** start of INPUT DATA **

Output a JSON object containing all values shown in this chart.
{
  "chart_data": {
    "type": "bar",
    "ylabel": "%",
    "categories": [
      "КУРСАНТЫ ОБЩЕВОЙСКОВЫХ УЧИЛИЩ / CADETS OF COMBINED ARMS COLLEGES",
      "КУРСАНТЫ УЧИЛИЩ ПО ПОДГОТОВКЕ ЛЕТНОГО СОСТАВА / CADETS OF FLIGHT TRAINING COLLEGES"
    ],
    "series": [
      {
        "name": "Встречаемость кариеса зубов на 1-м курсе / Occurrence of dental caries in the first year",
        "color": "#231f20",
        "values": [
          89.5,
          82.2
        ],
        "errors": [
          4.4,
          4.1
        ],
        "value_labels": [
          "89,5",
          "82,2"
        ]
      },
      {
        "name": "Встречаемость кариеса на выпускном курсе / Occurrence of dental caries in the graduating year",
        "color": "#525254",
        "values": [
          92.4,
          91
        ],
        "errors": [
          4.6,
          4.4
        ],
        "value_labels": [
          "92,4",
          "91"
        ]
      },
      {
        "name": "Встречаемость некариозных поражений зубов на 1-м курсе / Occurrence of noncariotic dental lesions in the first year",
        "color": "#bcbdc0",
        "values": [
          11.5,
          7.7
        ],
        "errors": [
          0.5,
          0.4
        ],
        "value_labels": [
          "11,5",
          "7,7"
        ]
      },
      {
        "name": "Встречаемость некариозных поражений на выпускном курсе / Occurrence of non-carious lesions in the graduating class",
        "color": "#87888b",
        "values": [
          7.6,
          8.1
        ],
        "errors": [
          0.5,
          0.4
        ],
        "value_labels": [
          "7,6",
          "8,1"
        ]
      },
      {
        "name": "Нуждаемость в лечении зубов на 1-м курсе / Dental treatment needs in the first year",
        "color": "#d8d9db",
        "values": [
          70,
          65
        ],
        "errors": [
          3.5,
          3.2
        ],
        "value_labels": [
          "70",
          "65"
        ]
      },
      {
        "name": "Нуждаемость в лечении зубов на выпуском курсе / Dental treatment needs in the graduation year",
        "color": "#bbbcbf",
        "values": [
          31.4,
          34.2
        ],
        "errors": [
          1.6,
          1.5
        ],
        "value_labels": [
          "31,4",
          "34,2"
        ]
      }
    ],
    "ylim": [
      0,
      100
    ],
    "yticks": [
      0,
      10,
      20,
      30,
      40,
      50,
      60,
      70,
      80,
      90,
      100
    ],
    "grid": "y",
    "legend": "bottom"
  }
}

** end of INPUT DATA **

**TASK DIRECTIONS:**
The records above are to be repeated exactly, in their entirety.

**ANSWER FOR THIS EXERCISE:**
Output a JSON object containing all values shown in this chart.
{
  "chart_data": {
    "type": "bar",
    "ylabel": "%",
    "categories": [
      "КУРСАНТЫ ОБЩЕВОЙСКОВЫХ УЧИЛИЩ / CADETS OF COMBINED ARMS COLLEGES",
      "КУРСАНТЫ УЧИЛИЩ ПО ПОДГОТОВКЕ ЛЕТНОГО СОСТАВА / CADETS OF FLIGHT TRAINING COLLEGES"
    ],
    "series": [
      {
        "name": "Встречаемость кариеса зубов на 1-м курсе / Occurrence of dental caries in the first year",
        "color": "#231f20",
        "values": [
          89.5,
          82.2
        ],
        "errors": [
          4.4,
          4.1
        ],
        "value_labels": [
          "89,5",
          "82,2"
        ]
      },
      {
        "name": "Встречаемость кариеса на выпускном курсе / Occurrence of dental caries in the graduating year",
        "color": "#525254",
        "values": [
          92.4,
          91
        ],
        "errors": [
          4.6,
          4.4
        ],
        "value_labels": [
          "92,4",
          "91"
        ]
      },
      {
        "name": "Встречаемость некариозных поражений зубов на 1-м курсе / Occurrence of noncariotic dental lesions in the first year",
        "color": "#bcbdc0",
        "values": [
          11.5,
          7.7
        ],
        "errors": [
          0.5,
          0.4
        ],
        "value_labels": [
          "11,5",
          "7,7"
        ]
      },
      {
        "name": "Встречаемость некариозных поражений на выпускном курсе / Occurrence of non-carious lesions in the graduating class",
        "color": "#87888b",
        "values": [
          7.6,
          8.1
        ],
        "errors": [
          0.5,
          0.4
        ],
        "value_labels": [
          "7,6",
          "8,1"
        ]
      },
      {
        "name": "Нуждаемость в лечении зубов на 1-м курсе / Dental treatment needs in the first year",
        "color": "#d8d9db",
        "values": [
          70,
          65
        ],
        "errors": [
          3.5,
          3.2
        ],
        "value_labels": [
          "70",
          "65"
        ]
      },
      {
        "name": "Нуждаемость в лечении зубов на выпуском курсе / Dental treatment needs in the graduation year",
        "color": "#bbbcbf",
        "values": [
          31.4,
          34.2
        ],
        "errors": [
          1.6,
          1.5
        ],
        "value_labels": [
          "31,4",
          "34,2"
        ]
      }
    ],
    "ylim": [
      0,
      100
    ],
    "yticks": [
      0,
      10,
      20,
      30,
      40,
      50,
      60,
      70,
      80,
      90,
      100
    ],
    "grid": "y",
    "legend": "bottom"
  }
}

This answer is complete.